(Records for the task):
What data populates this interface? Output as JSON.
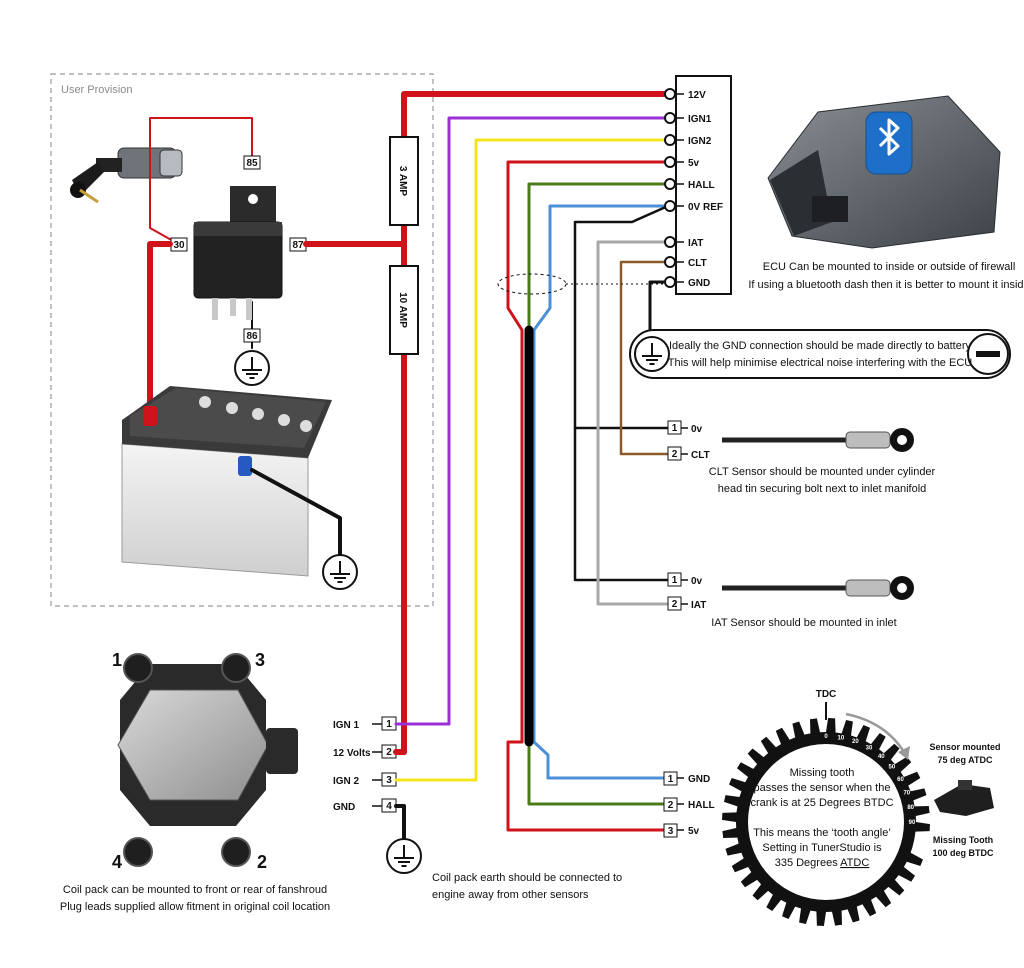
{
  "user_provision": "User Provision",
  "fuses": {
    "f3": "3 AMP",
    "f10": "10 AMP"
  },
  "relay_pins": {
    "p85": "85",
    "p86": "86",
    "p30": "30",
    "p87": "87"
  },
  "ecu": {
    "pins": [
      "12V",
      "IGN1",
      "IGN2",
      "5v",
      "HALL",
      "0V REF",
      "IAT",
      "CLT",
      "GND"
    ],
    "note1": "ECU Can be mounted to inside or outside of firewall",
    "note2": "If using a bluetooth dash then it is better to mount it inside"
  },
  "gnd_note": {
    "line1": "Ideally the GND connection should be made directly to battery",
    "line2": "This will help minimise electrical noise interfering with the ECU"
  },
  "clt": {
    "pin1_num": "1",
    "pin1_label": "0v",
    "pin2_num": "2",
    "pin2_label": "CLT",
    "note1": "CLT Sensor should be mounted under cylinder",
    "note2": "head tin securing bolt next to inlet manifold"
  },
  "iat": {
    "pin1_num": "1",
    "pin1_label": "0v",
    "pin2_num": "2",
    "pin2_label": "IAT",
    "note": "IAT Sensor should be mounted in inlet"
  },
  "coil": {
    "corners": [
      "1",
      "3",
      "4",
      "2"
    ],
    "pins": [
      {
        "num": "1",
        "label": "IGN 1"
      },
      {
        "num": "2",
        "label": "12 Volts"
      },
      {
        "num": "3",
        "label": "IGN 2"
      },
      {
        "num": "4",
        "label": "GND"
      }
    ],
    "note1": "Coil pack can be mounted to front or rear of fanshroud",
    "note2": "Plug leads supplied allow fitment in original coil location",
    "earth_note1": "Coil pack earth should be connected to",
    "earth_note2": "engine away from other sensors"
  },
  "hall": {
    "pins": [
      {
        "num": "1",
        "label": "GND"
      },
      {
        "num": "2",
        "label": "HALL"
      },
      {
        "num": "3",
        "label": "5v"
      }
    ]
  },
  "wheel": {
    "tdc": "TDC",
    "degrees": [
      "0",
      "10",
      "20",
      "30",
      "40",
      "50",
      "60",
      "70",
      "80",
      "90"
    ],
    "text_lines": [
      "Missing tooth",
      "passes the sensor when the",
      "crank is at 25 Degrees BTDC",
      "",
      "This means the ‘tooth angle’",
      "Setting in TunerStudio is",
      "335 Degrees "
    ],
    "atdc_word": "ATDC",
    "sensor_label1": "Sensor mounted",
    "sensor_label2": "75 deg ATDC",
    "missing_label1": "Missing Tooth",
    "missing_label2": "100 deg BTDC"
  },
  "colors": {
    "red": "#d0121b",
    "purple": "#9b30d9",
    "yellow": "#f2e61a",
    "green": "#4b7a1a",
    "blue": "#4a8fd8",
    "grey": "#a8a8a8",
    "brown": "#8b5a2b",
    "black": "#000000"
  }
}
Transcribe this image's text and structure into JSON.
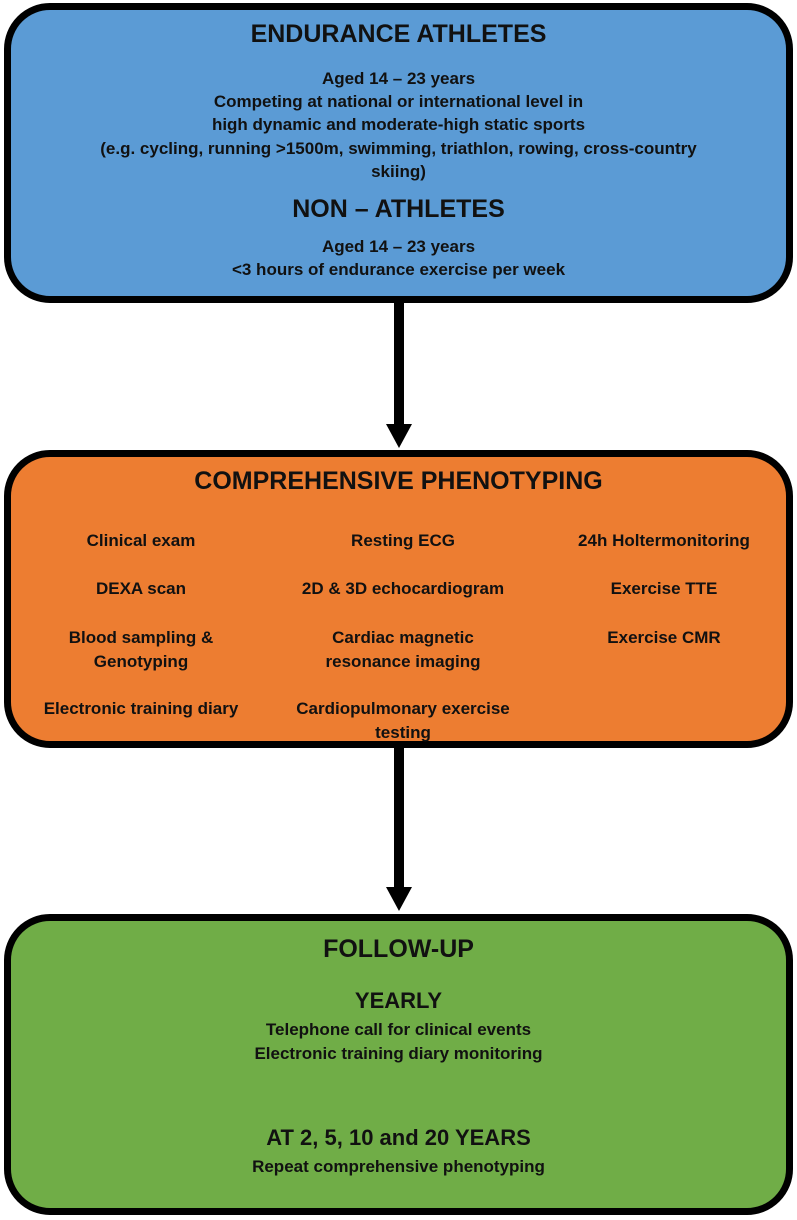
{
  "participants": {
    "athletes_title": "ENDURANCE ATHLETES",
    "athletes_age": "Aged 14 – 23 years",
    "athletes_line1": "Competing at national or international level in",
    "athletes_line2": "high dynamic and moderate-high static sports",
    "athletes_line3": "(e.g. cycling, running >1500m, swimming, triathlon, rowing, cross-country",
    "athletes_line4": "skiing)",
    "non_title": "NON – ATHLETES",
    "non_age": "Aged 14 – 23 years",
    "non_line1": "<3 hours of endurance exercise per week"
  },
  "phenotyping": {
    "title": "COMPREHENSIVE PHENOTYPING",
    "col1": [
      "Clinical exam",
      "DEXA scan",
      "Blood sampling &",
      "Genotyping",
      "Electronic training diary"
    ],
    "col2": [
      "Resting ECG",
      "2D & 3D echocardiogram",
      "Cardiac magnetic",
      "resonance imaging",
      "Cardiopulmonary exercise",
      "testing"
    ],
    "col3": [
      "24h Holtermonitoring",
      "Exercise TTE",
      "Exercise CMR"
    ]
  },
  "followup": {
    "title": "FOLLOW-UP",
    "yearly_title": "YEARLY",
    "yearly_line1": "Telephone call for clinical events",
    "yearly_line2": "Electronic training diary monitoring",
    "later_title": "AT 2, 5, 10 and 20 YEARS",
    "later_line1": "Repeat comprehensive phenotyping"
  },
  "colors": {
    "participants_box": "#5b9bd5",
    "phenotyping_box": "#ed7d31",
    "followup_box": "#70ad47",
    "border": "#000000"
  }
}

(Exercise requirements): The data above needs to be retyped exactly, with the images left out.

(Task solution):
What data populates this interface? Output as JSON.
{
  "user_provision": "User Provision",
  "fuses": {
    "f3": "3 AMP",
    "f10": "10 AMP"
  },
  "relay_pins": {
    "p85": "85",
    "p86": "86",
    "p30": "30",
    "p87": "87"
  },
  "ecu": {
    "pins": [
      "12V",
      "IGN1",
      "IGN2",
      "5v",
      "HALL",
      "0V REF",
      "IAT",
      "CLT",
      "GND"
    ],
    "note1": "ECU Can be mounted to inside or outside of firewall",
    "note2": "If using a bluetooth dash then it is better to mount it inside"
  },
  "gnd_note": {
    "line1": "Ideally the GND connection should be made directly to battery",
    "line2": "This will help minimise electrical noise interfering with the ECU"
  },
  "clt": {
    "pin1_num": "1",
    "pin1_label": "0v",
    "pin2_num": "2",
    "pin2_label": "CLT",
    "note1": "CLT Sensor should be mounted under cylinder",
    "note2": "head tin securing bolt next to inlet manifold"
  },
  "iat": {
    "pin1_num": "1",
    "pin1_label": "0v",
    "pin2_num": "2",
    "pin2_label": "IAT",
    "note": "IAT Sensor should be mounted in inlet"
  },
  "coil": {
    "corners": [
      "1",
      "3",
      "4",
      "2"
    ],
    "pins": [
      {
        "num": "1",
        "label": "IGN 1"
      },
      {
        "num": "2",
        "label": "12 Volts"
      },
      {
        "num": "3",
        "label": "IGN 2"
      },
      {
        "num": "4",
        "label": "GND"
      }
    ],
    "note1": "Coil pack can be mounted to front or rear of fanshroud",
    "note2": "Plug leads supplied allow fitment in original coil location",
    "earth_note1": "Coil pack earth should be connected to",
    "earth_note2": "engine away from other sensors"
  },
  "hall": {
    "pins": [
      {
        "num": "1",
        "label": "GND"
      },
      {
        "num": "2",
        "label": "HALL"
      },
      {
        "num": "3",
        "label": "5v"
      }
    ]
  },
  "wheel": {
    "tdc": "TDC",
    "degrees": [
      "0",
      "10",
      "20",
      "30",
      "40",
      "50",
      "60",
      "70",
      "80",
      "90"
    ],
    "text_lines": [
      "Missing tooth",
      "passes the sensor when the",
      "crank is at 25 Degrees BTDC",
      "",
      "This means the ‘tooth angle’",
      "Setting in TunerStudio is",
      "335 Degrees "
    ],
    "atdc_word": "ATDC",
    "sensor_label1": "Sensor mounted",
    "sensor_label2": "75 deg ATDC",
    "missing_label1": "Missing Tooth",
    "missing_label2": "100 deg BTDC"
  },
  "colors": {
    "red": "#d0121b",
    "purple": "#9b30d9",
    "yellow": "#f2e61a",
    "green": "#4b7a1a",
    "blue": "#4a8fd8",
    "grey": "#a8a8a8",
    "brown": "#8b5a2b",
    "black": "#000000"
  }
}
Transcribe this image's text and structure into JSON.
{
  "participants": {
    "athletes_title": "ENDURANCE ATHLETES",
    "athletes_age": "Aged 14 – 23 years",
    "athletes_line1": "Competing at national or international level in",
    "athletes_line2": "high dynamic and moderate-high static sports",
    "athletes_line3": "(e.g. cycling, running >1500m, swimming, triathlon, rowing, cross-country",
    "athletes_line4": "skiing)",
    "non_title": "NON – ATHLETES",
    "non_age": "Aged 14 – 23 years",
    "non_line1": "<3 hours of endurance exercise per week"
  },
  "phenotyping": {
    "title": "COMPREHENSIVE PHENOTYPING",
    "col1": [
      "Clinical exam",
      "DEXA scan",
      "Blood sampling &",
      "Genotyping",
      "Electronic training diary"
    ],
    "col2": [
      "Resting ECG",
      "2D & 3D echocardiogram",
      "Cardiac magnetic",
      "resonance imaging",
      "Cardiopulmonary exercise",
      "testing"
    ],
    "col3": [
      "24h Holtermonitoring",
      "Exercise TTE",
      "Exercise CMR"
    ]
  },
  "followup": {
    "title": "FOLLOW-UP",
    "yearly_title": "YEARLY",
    "yearly_line1": "Telephone call for clinical events",
    "yearly_line2": "Electronic training diary monitoring",
    "later_title": "AT 2, 5, 10 and 20 YEARS",
    "later_line1": "Repeat comprehensive phenotyping"
  },
  "colors": {
    "participants_box": "#5b9bd5",
    "phenotyping_box": "#ed7d31",
    "followup_box": "#70ad47",
    "border": "#000000"
  }
}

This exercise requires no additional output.